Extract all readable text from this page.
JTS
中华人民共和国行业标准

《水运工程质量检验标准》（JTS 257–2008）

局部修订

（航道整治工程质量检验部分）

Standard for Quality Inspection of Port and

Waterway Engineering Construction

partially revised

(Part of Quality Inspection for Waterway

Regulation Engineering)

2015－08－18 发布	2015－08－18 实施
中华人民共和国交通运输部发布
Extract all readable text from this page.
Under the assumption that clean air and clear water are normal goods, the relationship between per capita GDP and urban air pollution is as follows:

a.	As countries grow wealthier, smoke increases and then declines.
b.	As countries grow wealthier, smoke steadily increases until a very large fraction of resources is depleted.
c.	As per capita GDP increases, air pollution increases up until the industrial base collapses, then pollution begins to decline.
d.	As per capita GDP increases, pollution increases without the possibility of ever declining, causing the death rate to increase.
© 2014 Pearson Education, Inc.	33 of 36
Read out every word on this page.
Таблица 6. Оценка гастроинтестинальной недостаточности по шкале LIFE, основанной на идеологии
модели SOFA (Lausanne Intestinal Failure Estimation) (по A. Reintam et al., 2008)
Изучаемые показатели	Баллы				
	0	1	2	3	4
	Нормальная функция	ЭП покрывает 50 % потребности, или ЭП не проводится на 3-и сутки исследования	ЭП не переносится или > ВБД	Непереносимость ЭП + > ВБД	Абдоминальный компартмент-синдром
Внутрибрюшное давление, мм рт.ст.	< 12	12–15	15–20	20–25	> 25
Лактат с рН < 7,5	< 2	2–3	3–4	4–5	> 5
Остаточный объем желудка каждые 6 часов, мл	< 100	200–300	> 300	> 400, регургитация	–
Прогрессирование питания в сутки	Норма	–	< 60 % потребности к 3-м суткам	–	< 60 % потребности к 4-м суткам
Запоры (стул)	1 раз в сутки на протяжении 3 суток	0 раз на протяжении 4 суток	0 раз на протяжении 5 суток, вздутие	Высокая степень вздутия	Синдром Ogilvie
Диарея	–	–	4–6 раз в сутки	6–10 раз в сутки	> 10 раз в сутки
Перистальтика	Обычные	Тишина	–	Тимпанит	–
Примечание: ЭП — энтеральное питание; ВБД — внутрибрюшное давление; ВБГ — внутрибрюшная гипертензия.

_What to produce:_ Search the listing for the word "давление". Copy every line in which it occurs.

_Output for this task:_
Внутрибрюшное давление, мм рт.ст.	< 12	12–15	15–20	20–25	> 25
Примечание: ЭП — энтеральное питание; ВБД — внутрибрюшное давление; ВБГ — внутрибрюшная гипертензия.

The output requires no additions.